» **Job**: Each record is to be printed again precisely as it reads.
+++ Data for this exercise +++
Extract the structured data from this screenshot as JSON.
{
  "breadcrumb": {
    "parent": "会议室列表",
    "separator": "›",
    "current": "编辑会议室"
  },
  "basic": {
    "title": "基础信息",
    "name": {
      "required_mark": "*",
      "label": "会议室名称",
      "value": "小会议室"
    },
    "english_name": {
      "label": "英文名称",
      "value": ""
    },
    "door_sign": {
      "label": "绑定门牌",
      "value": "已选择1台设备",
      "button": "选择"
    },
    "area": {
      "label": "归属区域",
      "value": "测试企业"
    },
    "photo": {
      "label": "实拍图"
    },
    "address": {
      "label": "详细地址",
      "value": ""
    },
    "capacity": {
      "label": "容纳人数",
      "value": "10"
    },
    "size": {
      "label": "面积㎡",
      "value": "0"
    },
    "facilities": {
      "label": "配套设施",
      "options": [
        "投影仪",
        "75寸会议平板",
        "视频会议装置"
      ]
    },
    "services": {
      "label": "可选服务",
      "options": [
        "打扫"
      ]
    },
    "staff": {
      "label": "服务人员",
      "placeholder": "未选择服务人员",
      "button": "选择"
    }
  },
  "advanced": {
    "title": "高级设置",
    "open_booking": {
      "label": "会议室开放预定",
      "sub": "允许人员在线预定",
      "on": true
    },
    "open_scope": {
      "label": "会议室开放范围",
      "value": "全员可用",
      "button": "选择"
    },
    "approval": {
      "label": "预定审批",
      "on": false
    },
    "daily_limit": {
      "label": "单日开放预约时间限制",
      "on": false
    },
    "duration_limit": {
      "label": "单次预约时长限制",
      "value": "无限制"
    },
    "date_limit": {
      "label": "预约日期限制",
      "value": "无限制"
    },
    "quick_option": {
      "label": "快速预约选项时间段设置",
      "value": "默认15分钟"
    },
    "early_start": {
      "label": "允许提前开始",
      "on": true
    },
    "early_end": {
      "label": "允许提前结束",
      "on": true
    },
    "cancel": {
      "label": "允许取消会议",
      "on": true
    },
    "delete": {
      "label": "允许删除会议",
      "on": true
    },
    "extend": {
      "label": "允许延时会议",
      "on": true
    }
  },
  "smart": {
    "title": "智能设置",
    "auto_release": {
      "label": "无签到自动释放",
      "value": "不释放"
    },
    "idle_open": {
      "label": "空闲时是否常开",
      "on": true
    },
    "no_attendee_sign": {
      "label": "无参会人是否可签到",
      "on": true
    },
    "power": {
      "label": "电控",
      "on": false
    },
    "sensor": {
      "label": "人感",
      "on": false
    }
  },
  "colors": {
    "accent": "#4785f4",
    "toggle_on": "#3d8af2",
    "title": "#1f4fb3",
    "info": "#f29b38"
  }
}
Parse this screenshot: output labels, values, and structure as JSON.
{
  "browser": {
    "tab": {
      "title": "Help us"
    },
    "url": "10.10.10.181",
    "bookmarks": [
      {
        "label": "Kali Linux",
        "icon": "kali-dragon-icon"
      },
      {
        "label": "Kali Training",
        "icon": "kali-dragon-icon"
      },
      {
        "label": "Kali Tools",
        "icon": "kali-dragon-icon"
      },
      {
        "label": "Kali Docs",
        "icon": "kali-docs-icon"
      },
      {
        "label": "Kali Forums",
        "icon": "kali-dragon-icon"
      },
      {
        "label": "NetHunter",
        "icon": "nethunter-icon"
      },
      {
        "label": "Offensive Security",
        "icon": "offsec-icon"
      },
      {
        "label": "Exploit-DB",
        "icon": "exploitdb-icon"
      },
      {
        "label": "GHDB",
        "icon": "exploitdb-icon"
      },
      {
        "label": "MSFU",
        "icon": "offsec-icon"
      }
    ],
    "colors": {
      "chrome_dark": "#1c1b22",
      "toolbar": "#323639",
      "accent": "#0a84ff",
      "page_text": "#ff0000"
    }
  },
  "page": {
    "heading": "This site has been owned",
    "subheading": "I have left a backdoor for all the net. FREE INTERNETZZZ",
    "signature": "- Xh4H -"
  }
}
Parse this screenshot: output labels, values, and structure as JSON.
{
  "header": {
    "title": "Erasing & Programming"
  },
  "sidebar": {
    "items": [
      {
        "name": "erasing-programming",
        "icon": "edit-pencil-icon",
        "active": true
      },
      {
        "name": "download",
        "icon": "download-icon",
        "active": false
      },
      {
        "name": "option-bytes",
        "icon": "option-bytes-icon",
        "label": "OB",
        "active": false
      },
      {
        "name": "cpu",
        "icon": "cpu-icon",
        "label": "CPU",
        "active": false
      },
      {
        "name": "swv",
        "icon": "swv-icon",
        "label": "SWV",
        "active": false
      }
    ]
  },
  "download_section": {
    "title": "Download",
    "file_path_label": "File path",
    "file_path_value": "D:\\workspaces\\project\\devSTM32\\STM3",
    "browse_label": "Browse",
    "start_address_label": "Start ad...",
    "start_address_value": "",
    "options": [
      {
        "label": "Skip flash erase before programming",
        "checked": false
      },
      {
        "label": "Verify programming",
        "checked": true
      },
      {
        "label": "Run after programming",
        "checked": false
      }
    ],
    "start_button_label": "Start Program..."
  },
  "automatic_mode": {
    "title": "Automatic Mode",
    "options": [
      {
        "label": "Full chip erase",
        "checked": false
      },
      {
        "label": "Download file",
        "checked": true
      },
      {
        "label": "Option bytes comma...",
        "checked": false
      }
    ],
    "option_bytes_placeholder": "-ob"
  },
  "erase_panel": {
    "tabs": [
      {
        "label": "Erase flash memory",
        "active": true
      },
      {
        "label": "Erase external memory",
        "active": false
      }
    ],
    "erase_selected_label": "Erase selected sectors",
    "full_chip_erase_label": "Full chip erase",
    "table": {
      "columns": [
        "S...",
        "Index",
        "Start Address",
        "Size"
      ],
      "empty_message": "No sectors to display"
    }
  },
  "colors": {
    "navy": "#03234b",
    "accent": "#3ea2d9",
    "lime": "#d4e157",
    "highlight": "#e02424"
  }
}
+++
» **Expected answer**:
Extract the structured data from this screenshot as JSON.
{
  "breadcrumb": {
    "parent": "会议室列表",
    "separator": "›",
    "current": "编辑会议室"
  },
  "basic": {
    "title": "基础信息",
    "name": {
      "required_mark": "*",
      "label": "会议室名称",
      "value": "小会议室"
    },
    "english_name": {
      "label": "英文名称",
      "value": ""
    },
    "door_sign": {
      "label": "绑定门牌",
      "value": "已选择1台设备",
      "button": "选择"
    },
    "area": {
      "label": "归属区域",
      "value": "测试企业"
    },
    "photo": {
      "label": "实拍图"
    },
    "address": {
      "label": "详细地址",
      "value": ""
    },
    "capacity": {
      "label": "容纳人数",
      "value": "10"
    },
    "size": {
      "label": "面积㎡",
      "value": "0"
    },
    "facilities": {
      "label": "配套设施",
      "options": [
        "投影仪",
        "75寸会议平板",
        "视频会议装置"
      ]
    },
    "services": {
      "label": "可选服务",
      "options": [
        "打扫"
      ]
    },
    "staff": {
      "label": "服务人员",
      "placeholder": "未选择服务人员",
      "button": "选择"
    }
  },
  "advanced": {
    "title": "高级设置",
    "open_booking": {
      "label": "会议室开放预定",
      "sub": "允许人员在线预定",
      "on": true
    },
    "open_scope": {
      "label": "会议室开放范围",
      "value": "全员可用",
      "button": "选择"
    },
    "approval": {
      "label": "预定审批",
      "on": false
    },
    "daily_limit": {
      "label": "单日开放预约时间限制",
      "on": false
    },
    "duration_limit": {
      "label": "单次预约时长限制",
      "value": "无限制"
    },
    "date_limit": {
      "label": "预约日期限制",
      "value": "无限制"
    },
    "quick_option": {
      "label": "快速预约选项时间段设置",
      "value": "默认15分钟"
    },
    "early_start": {
      "label": "允许提前开始",
      "on": true
    },
    "early_end": {
      "label": "允许提前结束",
      "on": true
    },
    "cancel": {
      "label": "允许取消会议",
      "on": true
    },
    "delete": {
      "label": "允许删除会议",
      "on": true
    },
    "extend": {
      "label": "允许延时会议",
      "on": true
    }
  },
  "smart": {
    "title": "智能设置",
    "auto_release": {
      "label": "无签到自动释放",
      "value": "不释放"
    },
    "idle_open": {
      "label": "空闲时是否常开",
      "on": true
    },
    "no_attendee_sign": {
      "label": "无参会人是否可签到",
      "on": true
    },
    "power": {
      "label": "电控",
      "on": false
    },
    "sensor": {
      "label": "人感",
      "on": false
    }
  },
  "colors": {
    "accent": "#4785f4",
    "toggle_on": "#3d8af2",
    "title": "#1f4fb3",
    "info": "#f29b38"
  }
}
Parse this screenshot: output labels, values, and structure as JSON.
{
  "browser": {
    "tab": {
      "title": "Help us"
    },
    "url": "10.10.10.181",
    "bookmarks": [
      {
        "label": "Kali Linux",
        "icon": "kali-dragon-icon"
      },
      {
        "label": "Kali Training",
        "icon": "kali-dragon-icon"
      },
      {
        "label": "Kali Tools",
        "icon": "kali-dragon-icon"
      },
      {
        "label": "Kali Docs",
        "icon": "kali-docs-icon"
      },
      {
        "label": "Kali Forums",
        "icon": "kali-dragon-icon"
      },
      {
        "label": "NetHunter",
        "icon": "nethunter-icon"
      },
      {
        "label": "Offensive Security",
        "icon": "offsec-icon"
      },
      {
        "label": "Exploit-DB",
        "icon": "exploitdb-icon"
      },
      {
        "label": "GHDB",
        "icon": "exploitdb-icon"
      },
      {
        "label": "MSFU",
        "icon": "offsec-icon"
      }
    ],
    "colors": {
      "chrome_dark": "#1c1b22",
      "toolbar": "#323639",
      "accent": "#0a84ff",
      "page_text": "#ff0000"
    }
  },
  "page": {
    "heading": "This site has been owned",
    "subheading": "I have left a backdoor for all the net. FREE INTERNETZZZ",
    "signature": "- Xh4H -"
  }
}
Parse this screenshot: output labels, values, and structure as JSON.
{
  "header": {
    "title": "Erasing & Programming"
  },
  "sidebar": {
    "items": [
      {
        "name": "erasing-programming",
        "icon": "edit-pencil-icon",
        "active": true
      },
      {
        "name": "download",
        "icon": "download-icon",
        "active": false
      },
      {
        "name": "option-bytes",
        "icon": "option-bytes-icon",
        "label": "OB",
        "active": false
      },
      {
        "name": "cpu",
        "icon": "cpu-icon",
        "label": "CPU",
        "active": false
      },
      {
        "name": "swv",
        "icon": "swv-icon",
        "label": "SWV",
        "active": false
      }
    ]
  },
  "download_section": {
    "title": "Download",
    "file_path_label": "File path",
    "file_path_value": "D:\\workspaces\\project\\devSTM32\\STM3",
    "browse_label": "Browse",
    "start_address_label": "Start ad...",
    "start_address_value": "",
    "options": [
      {
        "label": "Skip flash erase before programming",
        "checked": false
      },
      {
        "label": "Verify programming",
        "checked": true
      },
      {
        "label": "Run after programming",
        "checked": false
      }
    ],
    "start_button_label": "Start Program..."
  },
  "automatic_mode": {
    "title": "Automatic Mode",
    "options": [
      {
        "label": "Full chip erase",
        "checked": false
      },
      {
        "label": "Download file",
        "checked": true
      },
      {
        "label": "Option bytes comma...",
        "checked": false
      }
    ],
    "option_bytes_placeholder": "-ob"
  },
  "erase_panel": {
    "tabs": [
      {
        "label": "Erase flash memory",
        "active": true
      },
      {
        "label": "Erase external memory",
        "active": false
      }
    ],
    "erase_selected_label": "Erase selected sectors",
    "full_chip_erase_label": "Full chip erase",
    "table": {
      "columns": [
        "S...",
        "Index",
        "Start Address",
        "Size"
      ],
      "empty_message": "No sectors to display"
    }
  },
  "colors": {
    "navy": "#03234b",
    "accent": "#3ea2d9",
    "lime": "#d4e157",
    "highlight": "#e02424"
  }
}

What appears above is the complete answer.